* Your objective *
Copy out all the lines exactly. Omit pictures.

(Collection entries)
☆ ☆ ☆ ☆
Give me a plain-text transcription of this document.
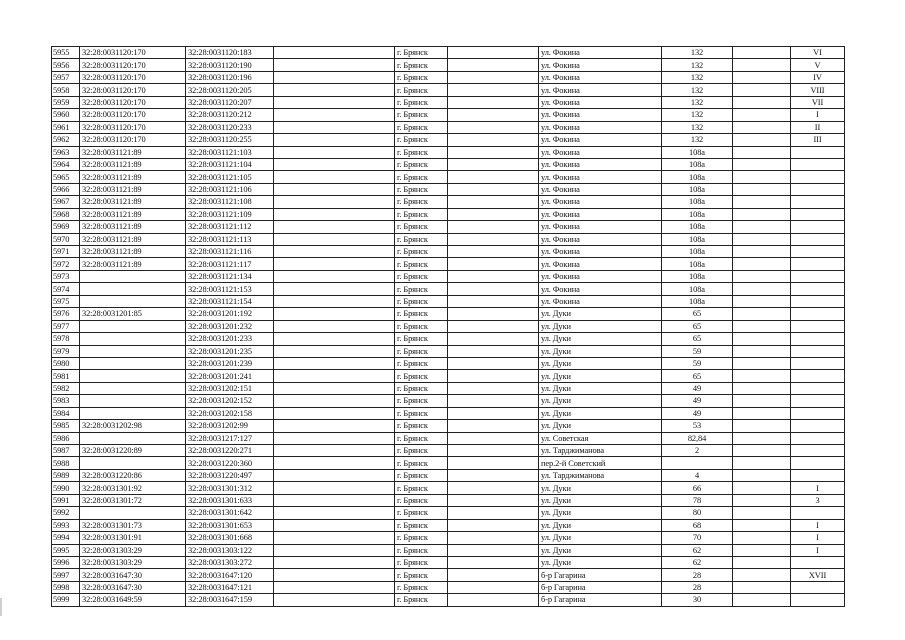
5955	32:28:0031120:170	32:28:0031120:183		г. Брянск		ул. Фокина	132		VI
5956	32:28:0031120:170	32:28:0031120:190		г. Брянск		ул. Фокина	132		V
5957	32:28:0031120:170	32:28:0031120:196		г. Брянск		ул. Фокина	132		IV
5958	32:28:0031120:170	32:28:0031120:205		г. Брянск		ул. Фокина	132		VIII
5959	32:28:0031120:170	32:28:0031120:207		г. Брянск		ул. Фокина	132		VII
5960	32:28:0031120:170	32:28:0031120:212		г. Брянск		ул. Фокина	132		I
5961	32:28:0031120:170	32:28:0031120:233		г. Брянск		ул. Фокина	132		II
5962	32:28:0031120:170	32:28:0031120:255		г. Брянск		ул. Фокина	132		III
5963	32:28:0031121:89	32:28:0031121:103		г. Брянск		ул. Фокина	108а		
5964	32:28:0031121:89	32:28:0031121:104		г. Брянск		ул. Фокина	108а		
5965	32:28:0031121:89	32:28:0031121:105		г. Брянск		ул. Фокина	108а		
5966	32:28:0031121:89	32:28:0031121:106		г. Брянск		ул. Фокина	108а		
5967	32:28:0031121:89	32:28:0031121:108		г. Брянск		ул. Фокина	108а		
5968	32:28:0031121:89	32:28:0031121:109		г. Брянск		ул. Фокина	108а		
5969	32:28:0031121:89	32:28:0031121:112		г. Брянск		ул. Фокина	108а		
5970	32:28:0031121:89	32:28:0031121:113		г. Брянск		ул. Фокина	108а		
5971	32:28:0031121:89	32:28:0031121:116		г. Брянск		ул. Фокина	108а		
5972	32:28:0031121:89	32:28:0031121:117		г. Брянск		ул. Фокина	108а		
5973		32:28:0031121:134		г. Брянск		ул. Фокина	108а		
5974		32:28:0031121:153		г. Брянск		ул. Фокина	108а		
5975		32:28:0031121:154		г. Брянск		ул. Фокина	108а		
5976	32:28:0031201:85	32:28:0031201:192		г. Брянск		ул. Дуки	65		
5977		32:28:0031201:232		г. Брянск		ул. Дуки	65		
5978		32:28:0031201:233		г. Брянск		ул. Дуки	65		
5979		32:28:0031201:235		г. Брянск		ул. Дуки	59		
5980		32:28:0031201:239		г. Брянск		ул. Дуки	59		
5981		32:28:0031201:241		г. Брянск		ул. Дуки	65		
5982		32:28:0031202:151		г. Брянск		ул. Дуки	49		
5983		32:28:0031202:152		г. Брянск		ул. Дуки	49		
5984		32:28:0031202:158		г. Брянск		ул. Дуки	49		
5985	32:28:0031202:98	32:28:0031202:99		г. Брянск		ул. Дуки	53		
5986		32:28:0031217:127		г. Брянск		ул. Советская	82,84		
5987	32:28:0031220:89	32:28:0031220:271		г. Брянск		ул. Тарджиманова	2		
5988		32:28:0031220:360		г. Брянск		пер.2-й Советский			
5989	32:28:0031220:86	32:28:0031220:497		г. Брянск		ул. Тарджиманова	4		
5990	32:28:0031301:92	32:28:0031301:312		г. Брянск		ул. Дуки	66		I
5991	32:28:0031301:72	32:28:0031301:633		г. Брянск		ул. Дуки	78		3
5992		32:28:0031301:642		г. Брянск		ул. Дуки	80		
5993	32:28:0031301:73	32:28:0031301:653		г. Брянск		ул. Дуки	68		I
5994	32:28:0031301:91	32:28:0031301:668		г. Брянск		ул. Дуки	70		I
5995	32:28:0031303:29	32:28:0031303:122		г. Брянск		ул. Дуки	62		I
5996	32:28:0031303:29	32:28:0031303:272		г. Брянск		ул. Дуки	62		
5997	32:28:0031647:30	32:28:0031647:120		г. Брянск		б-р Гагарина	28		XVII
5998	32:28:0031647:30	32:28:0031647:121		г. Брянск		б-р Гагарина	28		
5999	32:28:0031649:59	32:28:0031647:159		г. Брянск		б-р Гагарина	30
☆ ☆ ☆ ☆
* Exercise result *
Give me a plain-text transcription of this document.
5955	32:28:0031120:170	32:28:0031120:183		г. Брянск		ул. Фокина	132		VI
5956	32:28:0031120:170	32:28:0031120:190		г. Брянск		ул. Фокина	132		V
5957	32:28:0031120:170	32:28:0031120:196		г. Брянск		ул. Фокина	132		IV
5958	32:28:0031120:170	32:28:0031120:205		г. Брянск		ул. Фокина	132		VIII
5959	32:28:0031120:170	32:28:0031120:207		г. Брянск		ул. Фокина	132		VII
5960	32:28:0031120:170	32:28:0031120:212		г. Брянск		ул. Фокина	132		I
5961	32:28:0031120:170	32:28:0031120:233		г. Брянск		ул. Фокина	132		II
5962	32:28:0031120:170	32:28:0031120:255		г. Брянск		ул. Фокина	132		III
5963	32:28:0031121:89	32:28:0031121:103		г. Брянск		ул. Фокина	108а		
5964	32:28:0031121:89	32:28:0031121:104		г. Брянск		ул. Фокина	108а		
5965	32:28:0031121:89	32:28:0031121:105		г. Брянск		ул. Фокина	108а		
5966	32:28:0031121:89	32:28:0031121:106		г. Брянск		ул. Фокина	108а		
5967	32:28:0031121:89	32:28:0031121:108		г. Брянск		ул. Фокина	108а		
5968	32:28:0031121:89	32:28:0031121:109		г. Брянск		ул. Фокина	108а		
5969	32:28:0031121:89	32:28:0031121:112		г. Брянск		ул. Фокина	108а		
5970	32:28:0031121:89	32:28:0031121:113		г. Брянск		ул. Фокина	108а		
5971	32:28:0031121:89	32:28:0031121:116		г. Брянск		ул. Фокина	108а		
5972	32:28:0031121:89	32:28:0031121:117		г. Брянск		ул. Фокина	108а		
5973		32:28:0031121:134		г. Брянск		ул. Фокина	108а		
5974		32:28:0031121:153		г. Брянск		ул. Фокина	108а		
5975		32:28:0031121:154		г. Брянск		ул. Фокина	108а		
5976	32:28:0031201:85	32:28:0031201:192		г. Брянск		ул. Дуки	65		
5977		32:28:0031201:232		г. Брянск		ул. Дуки	65		
5978		32:28:0031201:233		г. Брянск		ул. Дуки	65		
5979		32:28:0031201:235		г. Брянск		ул. Дуки	59		
5980		32:28:0031201:239		г. Брянск		ул. Дуки	59		
5981		32:28:0031201:241		г. Брянск		ул. Дуки	65		
5982		32:28:0031202:151		г. Брянск		ул. Дуки	49		
5983		32:28:0031202:152		г. Брянск		ул. Дуки	49		
5984		32:28:0031202:158		г. Брянск		ул. Дуки	49		
5985	32:28:0031202:98	32:28:0031202:99		г. Брянск		ул. Дуки	53		
5986		32:28:0031217:127		г. Брянск		ул. Советская	82,84		
5987	32:28:0031220:89	32:28:0031220:271		г. Брянск		ул. Тарджиманова	2		
5988		32:28:0031220:360		г. Брянск		пер.2-й Советский			
5989	32:28:0031220:86	32:28:0031220:497		г. Брянск		ул. Тарджиманова	4		
5990	32:28:0031301:92	32:28:0031301:312		г. Брянск		ул. Дуки	66		I
5991	32:28:0031301:72	32:28:0031301:633		г. Брянск		ул. Дуки	78		3
5992		32:28:0031301:642		г. Брянск		ул. Дуки	80		
5993	32:28:0031301:73	32:28:0031301:653		г. Брянск		ул. Дуки	68		I
5994	32:28:0031301:91	32:28:0031301:668		г. Брянск		ул. Дуки	70		I
5995	32:28:0031303:29	32:28:0031303:122		г. Брянск		ул. Дуки	62		I
5996	32:28:0031303:29	32:28:0031303:272		г. Брянск		ул. Дуки	62		
5997	32:28:0031647:30	32:28:0031647:120		г. Брянск		б-р Гагарина	28		XVII
5998	32:28:0031647:30	32:28:0031647:121		г. Брянск		б-р Гагарина	28		
5999	32:28:0031649:59	32:28:0031647:159		г. Брянск		б-р Гагарина	30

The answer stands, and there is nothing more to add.